WORK TO DO |
Return the entries below in their exact form, leaving the pictures out.

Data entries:
#####

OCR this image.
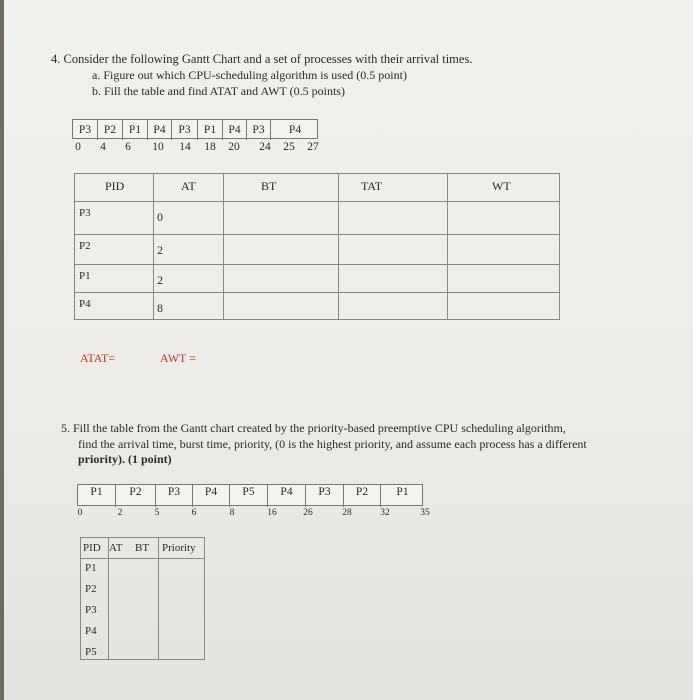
4. Consider the following Gantt Chart and a set of processes with their arrival times.
a. Figure out which CPU-scheduling algorithm is used (0.5 point)
b. Fill the table and find ATAT and AWT (0.5 points)
P3	P2	P1	P4	P3	P1	P4	P3	P4
0 4 6 10 14 18 20 24 25 27
PID	AT	BT	TAT	WT
P3	0
P2	2
P1	2
P4	8
ATAT=	AWT =
5. Fill the table from the Gantt chart created by the priority-based preemptive CPU scheduling algorithm,
find the arrival time, burst time, priority, (0 is the highest priority, and assume each process has a different
priority). (1 point)
P1	P2	P3	P4	P5	P4	P3	P2	P1
0	2	5	6	8	16	26	28	32	35
PID AT BT Priority
P1
P2
P3
P4
P5
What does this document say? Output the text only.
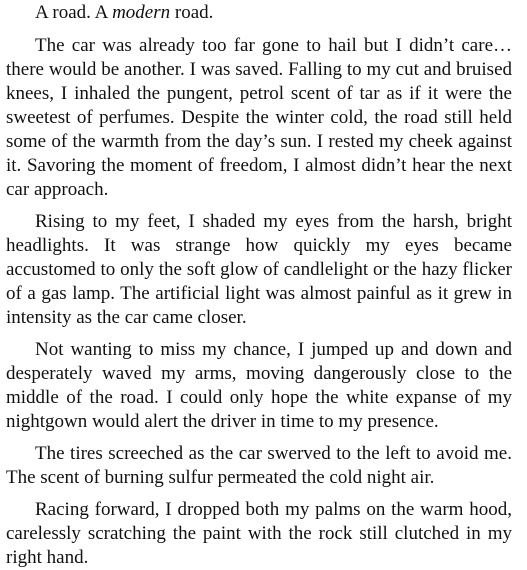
A road. A modern road.

The car was already too far gone to hail but I didn’t care… there would be another. I was saved. Falling to my cut and bruised knees, I inhaled the pungent, petrol scent of tar as if it were the sweetest of perfumes. Despite the winter cold, the road still held some of the warmth from the day’s sun. I rested my cheek against it. Savoring the moment of freedom, I almost didn’t hear the next car approach.

Rising to my feet, I shaded my eyes from the harsh, bright headlights. It was strange how quickly my eyes became accustomed to only the soft glow of candlelight or the hazy flicker of a gas lamp. The artificial light was almost painful as it grew in intensity as the car came closer.

Not wanting to miss my chance, I jumped up and down and desperately waved my arms, moving dangerously close to the middle of the road. I could only hope the white expanse of my nightgown would alert the driver in time to my presence.

The tires screeched as the car swerved to the left to avoid me. The scent of burning sulfur permeated the cold night air.

Racing forward, I dropped both my palms on the warm hood, carelessly scratching the paint with the rock still clutched in my right hand.
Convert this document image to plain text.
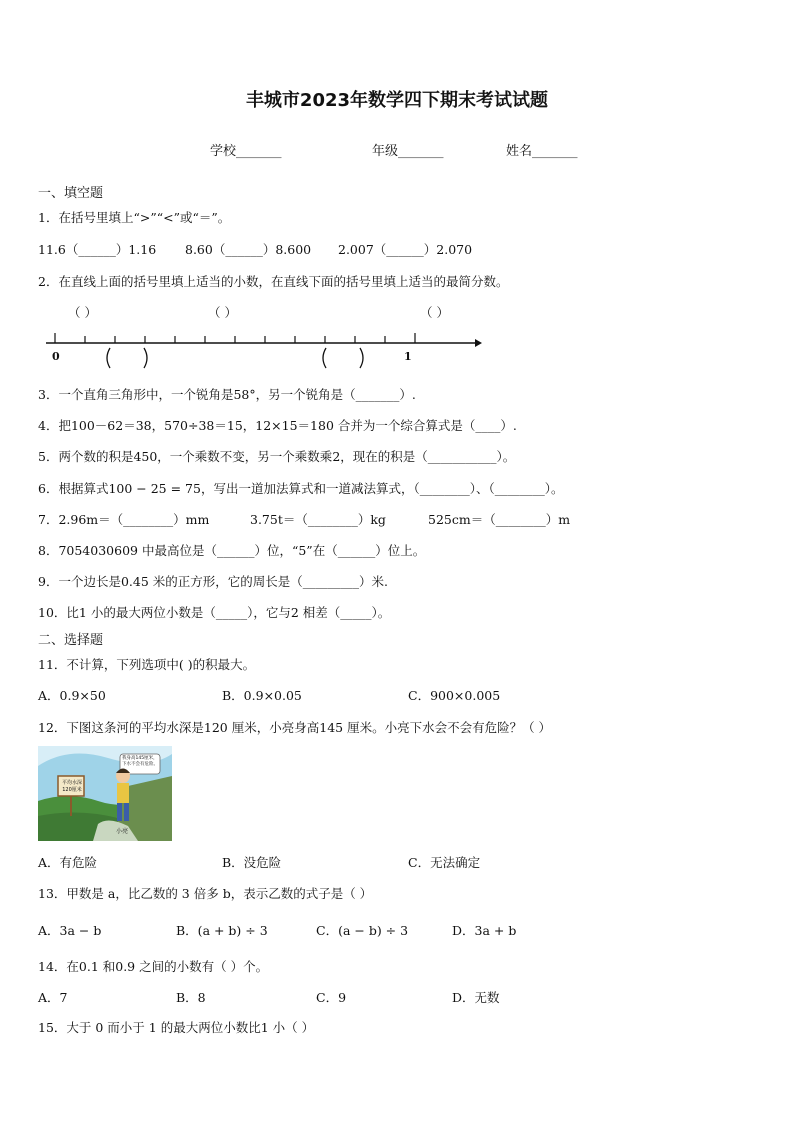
丰城市2023年数学四下期末考试试题
学校_______	年级_______	姓名_______
一、填空题
1．在括号里填上“>”“<”或“＝”。
11.6（______）1.16 8.60（______）8.600 2.007（______）2.070
2．在直线上面的括号里填上适当的小数，在直线下面的括号里填上适当的最简分数。
（ ）	（ ）	（ ）
0	1
3．一个直角三角形中，一个锐角是58°，另一个锐角是（_______）.
4．把100－62＝38，570÷38＝15，12×15＝180 合并为一个综合算式是（____）.
5．两个数的积是450，一个乘数不变，另一个乘数乘2，现在的积是（___________）。
6．根据算式100 − 25 = 75，写出一道加法算式和一道减法算式，（________）、（________）。
7．2.96m＝（________）mm	3.75t＝（________）kg	525cm＝（________）m
8．7054030609 中最高位是（______）位，“5”在（______）位上。
9．一个边长是0.45 米的正方形，它的周长是（_________）米.
10．比1 小的最大两位小数是（_____），它与2 相差（_____）。
二、选择题
11．不计算，下列选项中( )的积最大。
A．0.9×50	B．0.9×0.05	C．900×0.005
12．下图这条河的平均水深是120 厘米，小亮身高145 厘米。小亮下水会不会有危险？（ ）
平均水深 120厘米
我身高145厘米，下水不会有危险。
小亮
A．有危险	B．没危险	C．无法确定
13．甲数是 a，比乙数的 3 倍多 b，表示乙数的式子是（ ）
A．3a − b	B．(a + b) ÷ 3	C．(a − b) ÷ 3	D．3a + b
14．在0.1 和0.9 之间的小数有（ ）个。
A．7	B．8	C．9	D．无数
15．大于 0 而小于 1 的最大两位小数比1 小（ ）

#####

THE RESULT |
OCR this image.
4. Consider the following Gantt Chart and a set of processes with their arrival times.
a. Figure out which CPU-scheduling algorithm is used (0.5 point)
b. Fill the table and find ATAT and AWT (0.5 points)
P3	P2	P1	P4	P3	P1	P4	P3	P4
0 4 6 10 14 18 20 24 25 27
PID	AT	BT	TAT	WT
P3	0
P2	2
P1	2
P4	8
ATAT=	AWT =
5. Fill the table from the Gantt chart created by the priority-based preemptive CPU scheduling algorithm,
find the arrival time, burst time, priority, (0 is the highest priority, and assume each process has a different
priority). (1 point)
P1	P2	P3	P4	P5	P4	P3	P2	P1
0	2	5	6	8	16	26	28	32	35
PID AT BT Priority
P1
P2
P3
P4
P5
What does this document say? Output the text only.
A road. A modern road.

The car was already too far gone to hail but I didn’t care… there would be another. I was saved. Falling to my cut and bruised knees, I inhaled the pungent, petrol scent of tar as if it were the sweetest of perfumes. Despite the winter cold, the road still held some of the warmth from the day’s sun. I rested my cheek against it. Savoring the moment of freedom, I almost didn’t hear the next car approach.

Rising to my feet, I shaded my eyes from the harsh, bright headlights. It was strange how quickly my eyes became accustomed to only the soft glow of candlelight or the hazy flicker of a gas lamp. The artificial light was almost painful as it grew in intensity as the car came closer.

Not wanting to miss my chance, I jumped up and down and desperately waved my arms, moving dangerously close to the middle of the road. I could only hope the white expanse of my nightgown would alert the driver in time to my presence.

The tires screeched as the car swerved to the left to avoid me. The scent of burning sulfur permeated the cold night air.

Racing forward, I dropped both my palms on the warm hood, carelessly scratching the paint with the rock still clutched in my right hand.
Convert this document image to plain text.
丰城市2023年数学四下期末考试试题
学校_______	年级_______	姓名_______
一、填空题
1．在括号里填上“>”“<”或“＝”。
11.6（______）1.16 8.60（______）8.600 2.007（______）2.070
2．在直线上面的括号里填上适当的小数，在直线下面的括号里填上适当的最简分数。
（ ）	（ ）	（ ）
0	1
3．一个直角三角形中，一个锐角是58°，另一个锐角是（_______）.
4．把100－62＝38，570÷38＝15，12×15＝180 合并为一个综合算式是（____）.
5．两个数的积是450，一个乘数不变，另一个乘数乘2，现在的积是（___________）。
6．根据算式100 − 25 = 75，写出一道加法算式和一道减法算式，（________）、（________）。
7．2.96m＝（________）mm	3.75t＝（________）kg	525cm＝（________）m
8．7054030609 中最高位是（______）位，“5”在（______）位上。
9．一个边长是0.45 米的正方形，它的周长是（_________）米.
10．比1 小的最大两位小数是（_____），它与2 相差（_____）。
二、选择题
11．不计算，下列选项中( )的积最大。
A．0.9×50	B．0.9×0.05	C．900×0.005
12．下图这条河的平均水深是120 厘米，小亮身高145 厘米。小亮下水会不会有危险？（ ）
平均水深 120厘米
我身高145厘米，下水不会有危险。
小亮
A．有危险	B．没危险	C．无法确定
13．甲数是 a，比乙数的 3 倍多 b，表示乙数的式子是（ ）
A．3a − b	B．(a + b) ÷ 3	C．(a − b) ÷ 3	D．3a + b
14．在0.1 和0.9 之间的小数有（ ）个。
A．7	B．8	C．9	D．无数
15．大于 0 而小于 1 的最大两位小数比1 小（ ）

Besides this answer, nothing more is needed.